● **YOUR INSTRUCTIONS**:
Please collect every line below that contains the string "corner", matching case exactly, and copy each one out in full.

(Dataset excerpt)
--- start ---

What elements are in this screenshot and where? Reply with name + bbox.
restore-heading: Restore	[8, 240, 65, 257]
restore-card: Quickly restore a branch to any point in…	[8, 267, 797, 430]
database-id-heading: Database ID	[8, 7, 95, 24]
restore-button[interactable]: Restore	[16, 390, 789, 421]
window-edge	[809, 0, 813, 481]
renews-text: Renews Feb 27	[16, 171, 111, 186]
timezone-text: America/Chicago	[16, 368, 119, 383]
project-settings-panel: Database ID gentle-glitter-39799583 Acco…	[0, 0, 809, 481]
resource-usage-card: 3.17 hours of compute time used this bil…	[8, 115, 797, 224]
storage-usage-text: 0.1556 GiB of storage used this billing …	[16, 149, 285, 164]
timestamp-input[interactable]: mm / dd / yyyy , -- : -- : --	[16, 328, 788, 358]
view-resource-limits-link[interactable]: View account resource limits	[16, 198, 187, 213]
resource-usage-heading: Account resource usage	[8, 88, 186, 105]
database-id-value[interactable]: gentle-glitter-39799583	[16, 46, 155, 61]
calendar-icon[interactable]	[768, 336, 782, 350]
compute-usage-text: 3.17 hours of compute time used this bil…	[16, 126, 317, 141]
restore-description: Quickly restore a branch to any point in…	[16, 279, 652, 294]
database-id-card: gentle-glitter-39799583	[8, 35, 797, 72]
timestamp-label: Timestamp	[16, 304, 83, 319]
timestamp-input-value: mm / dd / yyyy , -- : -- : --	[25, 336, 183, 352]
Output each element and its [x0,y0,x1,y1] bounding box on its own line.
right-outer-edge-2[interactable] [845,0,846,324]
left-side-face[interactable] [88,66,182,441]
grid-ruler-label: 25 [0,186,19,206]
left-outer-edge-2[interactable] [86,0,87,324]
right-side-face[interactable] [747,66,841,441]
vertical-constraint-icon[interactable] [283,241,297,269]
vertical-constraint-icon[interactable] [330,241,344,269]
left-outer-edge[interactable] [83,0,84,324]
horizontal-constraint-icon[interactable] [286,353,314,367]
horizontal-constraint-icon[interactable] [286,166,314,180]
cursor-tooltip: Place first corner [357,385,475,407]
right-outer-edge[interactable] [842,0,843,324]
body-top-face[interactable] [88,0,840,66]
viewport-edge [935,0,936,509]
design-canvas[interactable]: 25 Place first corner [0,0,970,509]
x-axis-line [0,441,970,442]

--- end ---

● **ANSWER TO THIS TASK**:
cursor-tooltip: Place first corner [357,385,475,407]
design-canvas[interactable]: 25 Place first corner [0,0,970,509]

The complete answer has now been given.